Data excerpts
⁂

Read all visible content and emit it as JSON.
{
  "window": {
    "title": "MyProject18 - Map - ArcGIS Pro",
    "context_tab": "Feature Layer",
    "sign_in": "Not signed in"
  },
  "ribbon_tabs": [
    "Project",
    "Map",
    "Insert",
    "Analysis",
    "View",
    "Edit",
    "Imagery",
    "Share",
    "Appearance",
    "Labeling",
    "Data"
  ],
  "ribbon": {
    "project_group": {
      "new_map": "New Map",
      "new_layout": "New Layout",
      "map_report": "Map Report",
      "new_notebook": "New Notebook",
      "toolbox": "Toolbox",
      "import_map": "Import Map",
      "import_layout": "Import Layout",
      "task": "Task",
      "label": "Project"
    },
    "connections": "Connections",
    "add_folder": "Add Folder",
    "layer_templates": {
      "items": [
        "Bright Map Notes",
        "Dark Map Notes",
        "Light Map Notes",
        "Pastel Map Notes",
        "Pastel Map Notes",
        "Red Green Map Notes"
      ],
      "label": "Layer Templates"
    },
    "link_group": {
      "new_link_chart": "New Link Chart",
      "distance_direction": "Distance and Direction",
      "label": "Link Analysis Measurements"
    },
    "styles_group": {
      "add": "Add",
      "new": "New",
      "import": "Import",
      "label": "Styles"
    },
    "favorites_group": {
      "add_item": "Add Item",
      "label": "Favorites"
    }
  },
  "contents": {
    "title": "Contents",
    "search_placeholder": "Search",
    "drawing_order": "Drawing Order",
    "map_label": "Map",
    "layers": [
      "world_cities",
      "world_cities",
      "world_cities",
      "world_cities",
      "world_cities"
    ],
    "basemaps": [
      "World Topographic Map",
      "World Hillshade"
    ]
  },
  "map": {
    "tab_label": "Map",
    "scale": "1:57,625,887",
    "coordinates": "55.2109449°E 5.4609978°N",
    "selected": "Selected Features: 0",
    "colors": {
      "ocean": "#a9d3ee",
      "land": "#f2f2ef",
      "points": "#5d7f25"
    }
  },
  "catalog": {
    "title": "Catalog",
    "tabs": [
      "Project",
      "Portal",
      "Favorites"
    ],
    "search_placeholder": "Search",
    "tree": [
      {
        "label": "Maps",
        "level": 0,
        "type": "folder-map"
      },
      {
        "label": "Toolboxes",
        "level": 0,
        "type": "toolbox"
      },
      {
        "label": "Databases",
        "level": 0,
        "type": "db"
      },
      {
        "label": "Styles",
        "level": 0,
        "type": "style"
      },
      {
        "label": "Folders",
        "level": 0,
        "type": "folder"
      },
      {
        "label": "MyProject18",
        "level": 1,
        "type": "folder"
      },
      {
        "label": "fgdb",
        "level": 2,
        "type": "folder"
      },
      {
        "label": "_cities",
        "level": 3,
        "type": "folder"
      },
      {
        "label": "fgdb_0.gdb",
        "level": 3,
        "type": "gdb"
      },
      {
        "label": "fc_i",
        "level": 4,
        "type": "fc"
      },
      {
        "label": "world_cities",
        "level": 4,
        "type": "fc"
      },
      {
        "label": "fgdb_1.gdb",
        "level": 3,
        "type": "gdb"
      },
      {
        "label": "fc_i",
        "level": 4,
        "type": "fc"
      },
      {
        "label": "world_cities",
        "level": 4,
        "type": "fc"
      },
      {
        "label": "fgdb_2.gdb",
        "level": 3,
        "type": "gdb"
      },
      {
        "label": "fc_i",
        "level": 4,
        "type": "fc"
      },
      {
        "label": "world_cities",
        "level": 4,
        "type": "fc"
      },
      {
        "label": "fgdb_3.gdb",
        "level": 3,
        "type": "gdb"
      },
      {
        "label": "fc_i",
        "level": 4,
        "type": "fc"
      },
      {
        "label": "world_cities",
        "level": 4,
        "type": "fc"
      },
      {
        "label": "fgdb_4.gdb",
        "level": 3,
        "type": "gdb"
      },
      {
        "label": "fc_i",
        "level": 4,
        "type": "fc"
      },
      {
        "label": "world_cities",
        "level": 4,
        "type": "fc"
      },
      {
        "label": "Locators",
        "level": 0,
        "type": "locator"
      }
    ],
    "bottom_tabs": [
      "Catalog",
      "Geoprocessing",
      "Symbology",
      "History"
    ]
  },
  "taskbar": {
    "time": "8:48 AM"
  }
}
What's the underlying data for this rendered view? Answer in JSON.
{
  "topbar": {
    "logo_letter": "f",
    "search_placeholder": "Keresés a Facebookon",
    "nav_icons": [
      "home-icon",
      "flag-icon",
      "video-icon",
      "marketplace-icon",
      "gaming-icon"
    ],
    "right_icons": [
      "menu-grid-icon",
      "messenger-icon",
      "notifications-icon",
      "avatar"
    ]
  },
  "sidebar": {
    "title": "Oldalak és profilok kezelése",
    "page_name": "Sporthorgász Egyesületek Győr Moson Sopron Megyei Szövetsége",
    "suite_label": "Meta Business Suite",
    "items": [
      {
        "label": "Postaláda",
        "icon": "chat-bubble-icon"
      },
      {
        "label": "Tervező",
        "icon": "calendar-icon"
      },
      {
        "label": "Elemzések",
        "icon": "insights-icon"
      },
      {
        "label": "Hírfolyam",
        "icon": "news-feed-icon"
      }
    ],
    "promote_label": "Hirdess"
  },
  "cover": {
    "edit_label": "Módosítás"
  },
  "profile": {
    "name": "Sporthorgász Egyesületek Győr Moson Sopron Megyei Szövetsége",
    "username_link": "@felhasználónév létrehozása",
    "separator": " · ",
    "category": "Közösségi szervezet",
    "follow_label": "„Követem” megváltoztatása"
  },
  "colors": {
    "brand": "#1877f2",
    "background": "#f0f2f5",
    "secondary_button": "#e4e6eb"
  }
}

⁂

__Job__
Using the records above, gather all lines where the string "Sporthorgász" is present.

__Output__
    "page_name": "Sporthorgász Egyesületek Győr Moson Sopron Megyei Szövetsége",
    "name": "Sporthorgász Egyesületek Győr Moson Sopron Megyei Szövetsége",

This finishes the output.